Set exercise = Transcribe every entry below word for word, but skip the pictures.

[Stored records]

"""

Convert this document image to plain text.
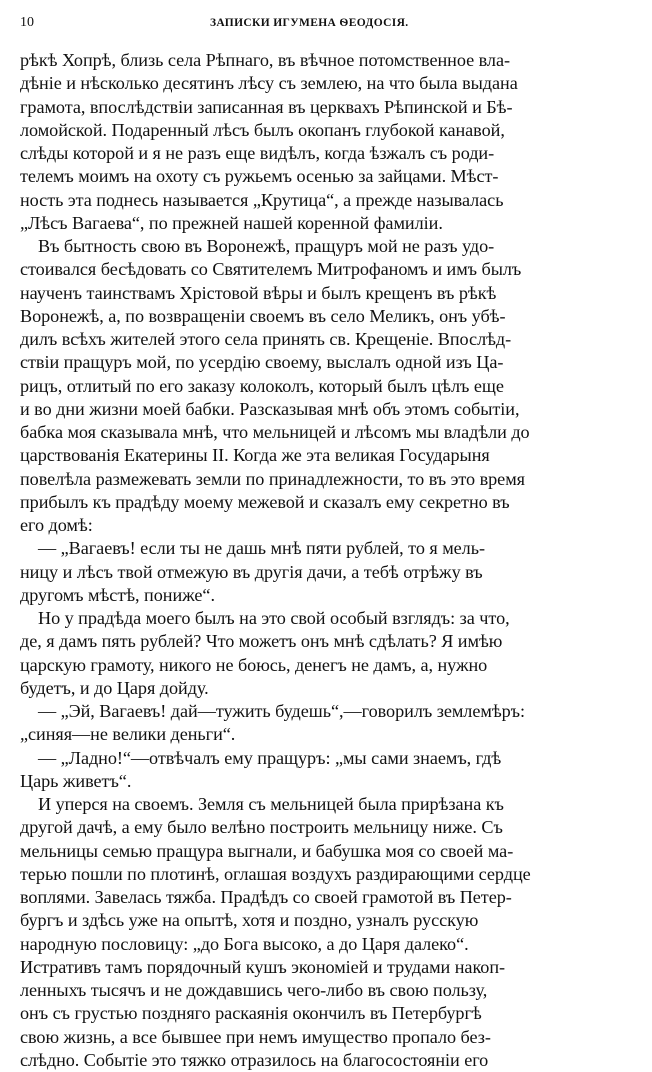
10	ЗАПИСКИ ИГУМЕНА ѲЕОДОСІЯ.
рѣкѣ Хопрѣ, близь села Рѣпнаго, въ вѣчное потомственное вла-
дѣніе и нѣсколько десятинъ лѣсу съ землею, на что была выдана
грамота, впослѣдствіи записанная въ церквахъ Рѣпинской и Бѣ-
ломойской. Подаренный лѣсъ былъ окопанъ глубокой канавой,
слѣды которой и я не разъ еще видѣлъ, когда ѣзжалъ съ роди-
телемъ моимъ на охоту съ ружьемъ осенью за зайцами. Мѣст-
ность эта поднесь называется „Крутица“, а прежде называлась
„Лѣсъ Вагаева“, по прежней нашей коренной фамиліи.
Въ бытность свою въ Воронежѣ, пращуръ мой не разъ удо-
стоивался бесѣдовать со Святителемъ Митрофаномъ и имъ былъ
наученъ таинствамъ Хрістовой вѣры и былъ крещенъ въ рѣкѣ
Воронежѣ, а, по возвращеніи своемъ въ село Меликъ, онъ убѣ-
дилъ всѣхъ жителей этого села принять св. Крещеніе. Впослѣд-
ствіи пращуръ мой, по усердію своему, выслалъ одной изъ Ца-
рицъ, отлитый по его заказу колоколъ, который былъ цѣлъ еще
и во дни жизни моей бабки. Разсказывая мнѣ объ этомъ событіи,
бабка моя сказывала мнѣ, что мельницей и лѣсомъ мы владѣли до
царствованія Екатерины II. Когда же эта великая Государыня
повелѣла размежевать земли по принадлежности, то въ это время
прибылъ къ прадѣду моему межевой и сказалъ ему секретно въ
его домѣ:
— „Вагаевъ! если ты не дашь мнѣ пяти рублей, то я мель-
ницу и лѣсъ твой отмежую въ другія дачи, а тебѣ отрѣжу въ
другомъ мѣстѣ, пониже“.
Но у прадѣда моего былъ на это свой особый взглядъ: за что,
де, я дамъ пять рублей? Что можетъ онъ мнѣ сдѣлать? Я имѣю
царскую грамоту, никого не боюсь, денегъ не дамъ, а, нужно
будетъ, и до Царя дойду.
— „Эй, Вагаевъ! дай—тужить будешь“,—говорилъ землемѣръ:
„синяя—не велики деньги“.
— „Ладно!“—отвѣчалъ ему пращуръ: „мы сами знаемъ, гдѣ
Царь живетъ“.
И уперся на своемъ. Земля съ мельницей была прирѣзана къ
другой дачѣ, а ему было велѣно построить мельницу ниже. Съ
мельницы семью пращура выгнали, и бабушка моя со своей ма-
терью пошли по плотинѣ, оглашая воздухъ раздирающими сердце
воплями. Завелась тяжба. Прадѣдъ со своей грамотой въ Петер-
бургъ и здѣсь уже на опытѣ, хотя и поздно, узналъ русскую
народную пословицу: „до Бога высоко, а до Царя далеко“.
Истративъ тамъ порядочный кушъ экономіей и трудами накоп-
ленныхъ тысячъ и не дождавшись чего-либо въ свою пользу,
онъ съ грустью поздняго раскаянія окончилъ въ Петербургѣ
свою жизнь, а все бывшее при немъ имущество пропало без-
слѣдно. Событіе это тяжко отразилось на благосостояніи его
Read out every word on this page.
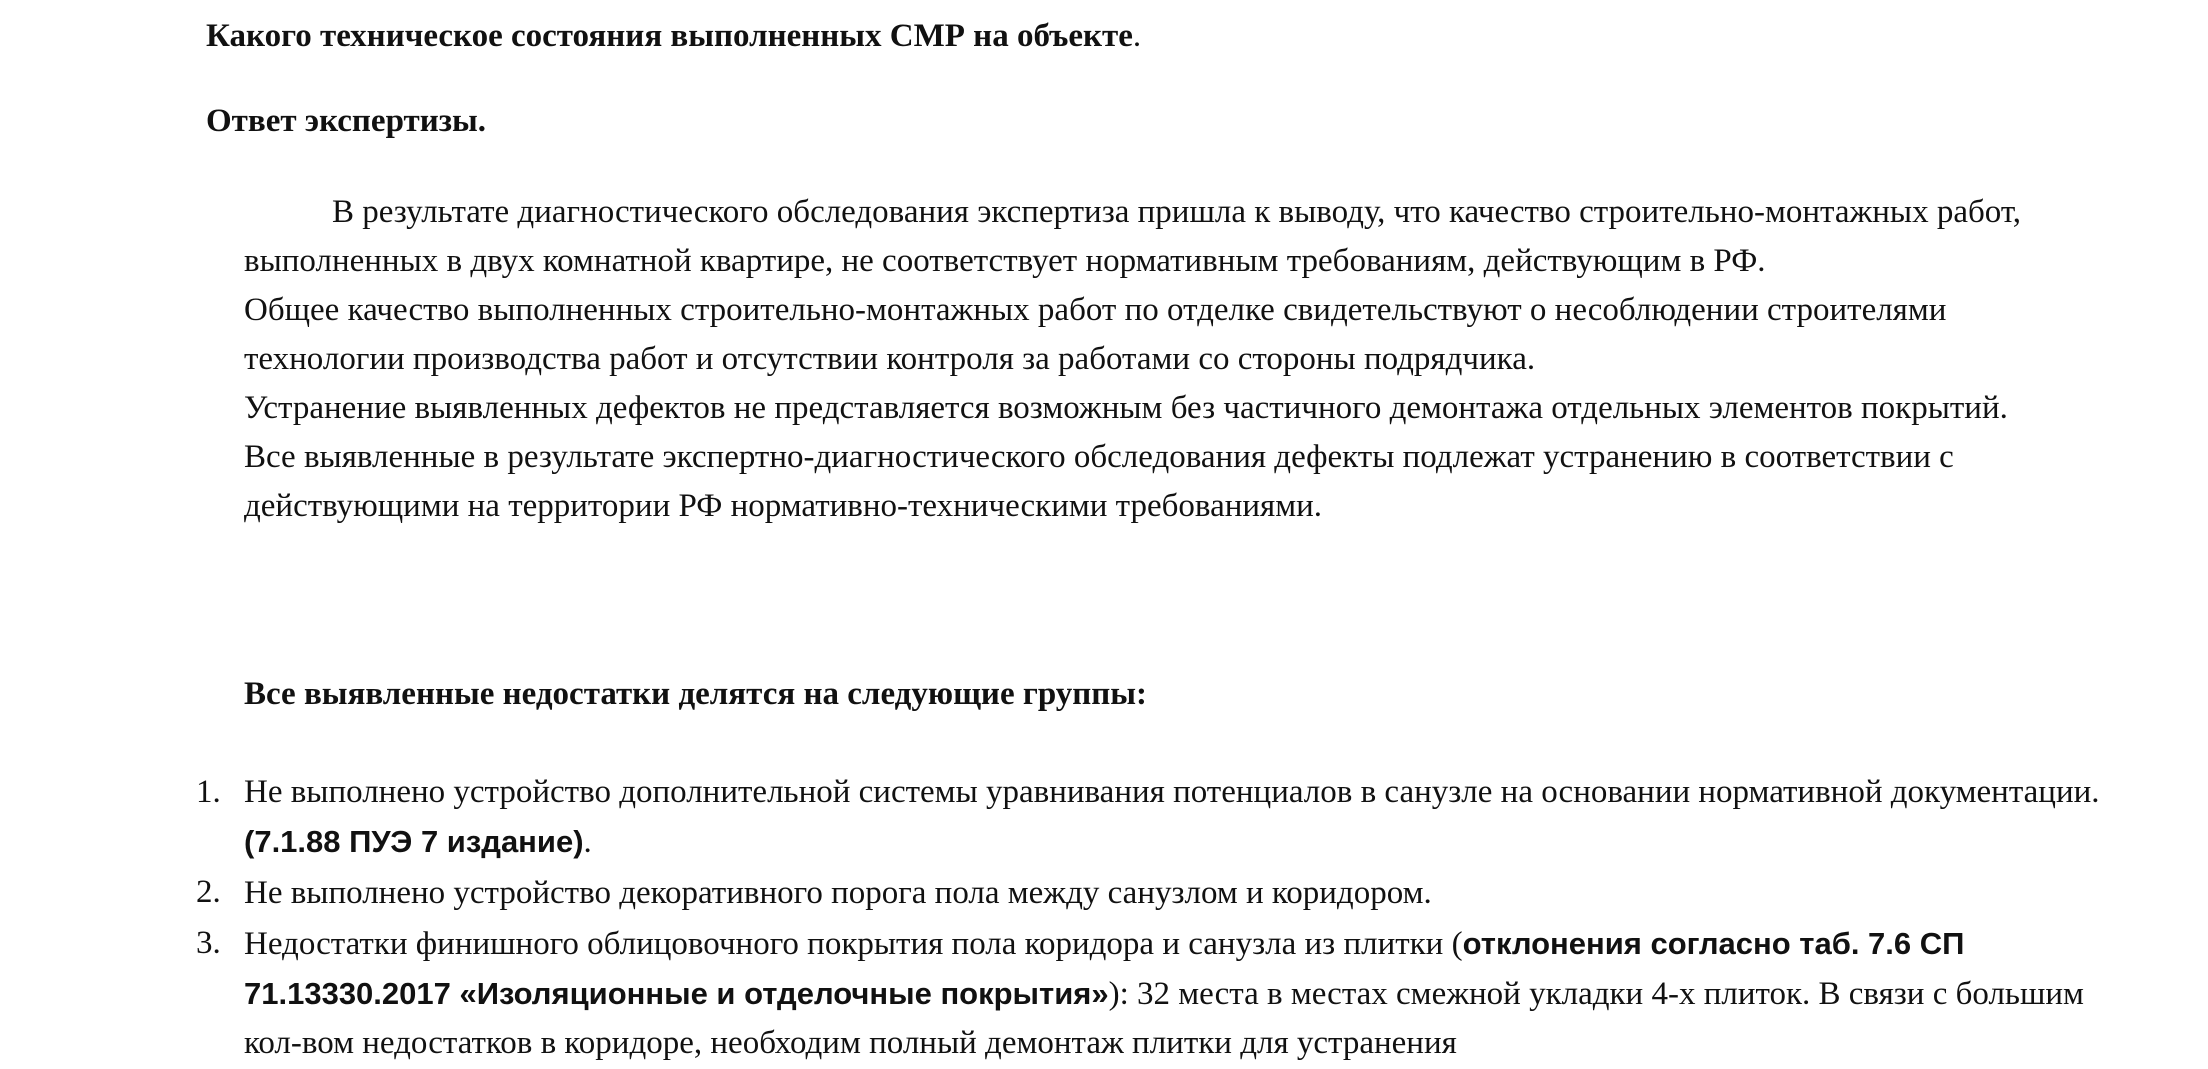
Какого техническое состояния выполненных СМР на объекте.
Ответ экспертизы.

В результате диагностического обследования экспертиза пришла к выводу, что качество строительно-монтажных работ, выполненных в двух комнатной квартире, не соответствует нормативным требованиям, действующим в РФ.

Общее качество выполненных строительно-монтажных работ по отделке свидетельствуют о несоблюдении строителями технологии производства работ и отсутствии контроля за работами со стороны подрядчика.

Устранение выявленных дефектов не представляется возможным без частичного демонтажа отдельных элементов покрытий.

Все выявленные в результате экспертно-диагностического обследования дефекты подлежат устранению в соответствии с действующими на территории РФ нормативно-техническими требованиями.

Все выявленные недостатки делятся на следующие группы:
1. Не выполнено устройство дополнительной системы уравнивания потенциалов в санузле на основании нормативной документации. (7.1.88 ПУЭ 7 издание).
2. Не выполнено устройство декоративного порога пола между санузлом и коридором.
3. Недостатки финишного облицовочного покрытия пола коридора и санузла из плитки (отклонения согласно таб. 7.6 СП 71.13330.2017 «Изоляционные и отделочные покрытия»): 32 места в местах смежной укладки 4-х плиток. В связи с большим кол-вом недостатков в коридоре, необходим полный демонтаж плитки для устранения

"""

Solution to the problem =
Convert this document image to plain text.
10	ЗАПИСКИ ИГУМЕНА ѲЕОДОСІЯ.
рѣкѣ Хопрѣ, близь села Рѣпнаго, въ вѣчное потомственное вла-
дѣніе и нѣсколько десятинъ лѣсу съ землею, на что была выдана
грамота, впослѣдствіи записанная въ церквахъ Рѣпинской и Бѣ-
ломойской. Подаренный лѣсъ былъ окопанъ глубокой канавой,
слѣды которой и я не разъ еще видѣлъ, когда ѣзжалъ съ роди-
телемъ моимъ на охоту съ ружьемъ осенью за зайцами. Мѣст-
ность эта поднесь называется „Крутица“, а прежде называлась
„Лѣсъ Вагаева“, по прежней нашей коренной фамиліи.
Въ бытность свою въ Воронежѣ, пращуръ мой не разъ удо-
стоивался бесѣдовать со Святителемъ Митрофаномъ и имъ былъ
наученъ таинствамъ Хрістовой вѣры и былъ крещенъ въ рѣкѣ
Воронежѣ, а, по возвращеніи своемъ въ село Меликъ, онъ убѣ-
дилъ всѣхъ жителей этого села принять св. Крещеніе. Впослѣд-
ствіи пращуръ мой, по усердію своему, выслалъ одной изъ Ца-
рицъ, отлитый по его заказу колоколъ, который былъ цѣлъ еще
и во дни жизни моей бабки. Разсказывая мнѣ объ этомъ событіи,
бабка моя сказывала мнѣ, что мельницей и лѣсомъ мы владѣли до
царствованія Екатерины II. Когда же эта великая Государыня
повелѣла размежевать земли по принадлежности, то въ это время
прибылъ къ прадѣду моему межевой и сказалъ ему секретно въ
его домѣ:
— „Вагаевъ! если ты не дашь мнѣ пяти рублей, то я мель-
ницу и лѣсъ твой отмежую въ другія дачи, а тебѣ отрѣжу въ
другомъ мѣстѣ, пониже“.
Но у прадѣда моего былъ на это свой особый взглядъ: за что,
де, я дамъ пять рублей? Что можетъ онъ мнѣ сдѣлать? Я имѣю
царскую грамоту, никого не боюсь, денегъ не дамъ, а, нужно
будетъ, и до Царя дойду.
— „Эй, Вагаевъ! дай—тужить будешь“,—говорилъ землемѣръ:
„синяя—не велики деньги“.
— „Ладно!“—отвѣчалъ ему пращуръ: „мы сами знаемъ, гдѣ
Царь живетъ“.
И уперся на своемъ. Земля съ мельницей была прирѣзана къ
другой дачѣ, а ему было велѣно построить мельницу ниже. Съ
мельницы семью пращура выгнали, и бабушка моя со своей ма-
терью пошли по плотинѣ, оглашая воздухъ раздирающими сердце
воплями. Завелась тяжба. Прадѣдъ со своей грамотой въ Петер-
бургъ и здѣсь уже на опытѣ, хотя и поздно, узналъ русскую
народную пословицу: „до Бога высоко, а до Царя далеко“.
Истративъ тамъ порядочный кушъ экономіей и трудами накоп-
ленныхъ тысячъ и не дождавшись чего-либо въ свою пользу,
онъ съ грустью поздняго раскаянія окончилъ въ Петербургѣ
свою жизнь, а все бывшее при немъ имущество пропало без-
слѣдно. Событіе это тяжко отразилось на благосостояніи его
Read out every word on this page.
Какого техническое состояния выполненных СМР на объекте.
Ответ экспертизы.

В результате диагностического обследования экспертиза пришла к выводу, что качество строительно-монтажных работ, выполненных в двух комнатной квартире, не соответствует нормативным требованиям, действующим в РФ.

Общее качество выполненных строительно-монтажных работ по отделке свидетельствуют о несоблюдении строителями технологии производства работ и отсутствии контроля за работами со стороны подрядчика.

Устранение выявленных дефектов не представляется возможным без частичного демонтажа отдельных элементов покрытий.

Все выявленные в результате экспертно-диагностического обследования дефекты подлежат устранению в соответствии с действующими на территории РФ нормативно-техническими требованиями.

Все выявленные недостатки делятся на следующие группы:
1. Не выполнено устройство дополнительной системы уравнивания потенциалов в санузле на основании нормативной документации. (7.1.88 ПУЭ 7 издание).
2. Не выполнено устройство декоративного порога пола между санузлом и коридором.
3. Недостатки финишного облицовочного покрытия пола коридора и санузла из плитки (отклонения согласно таб. 7.6 СП 71.13330.2017 «Изоляционные и отделочные покрытия»): 32 места в местах смежной укладки 4-х плиток. В связи с большим кол-вом недостатков в коридоре, необходим полный демонтаж плитки для устранения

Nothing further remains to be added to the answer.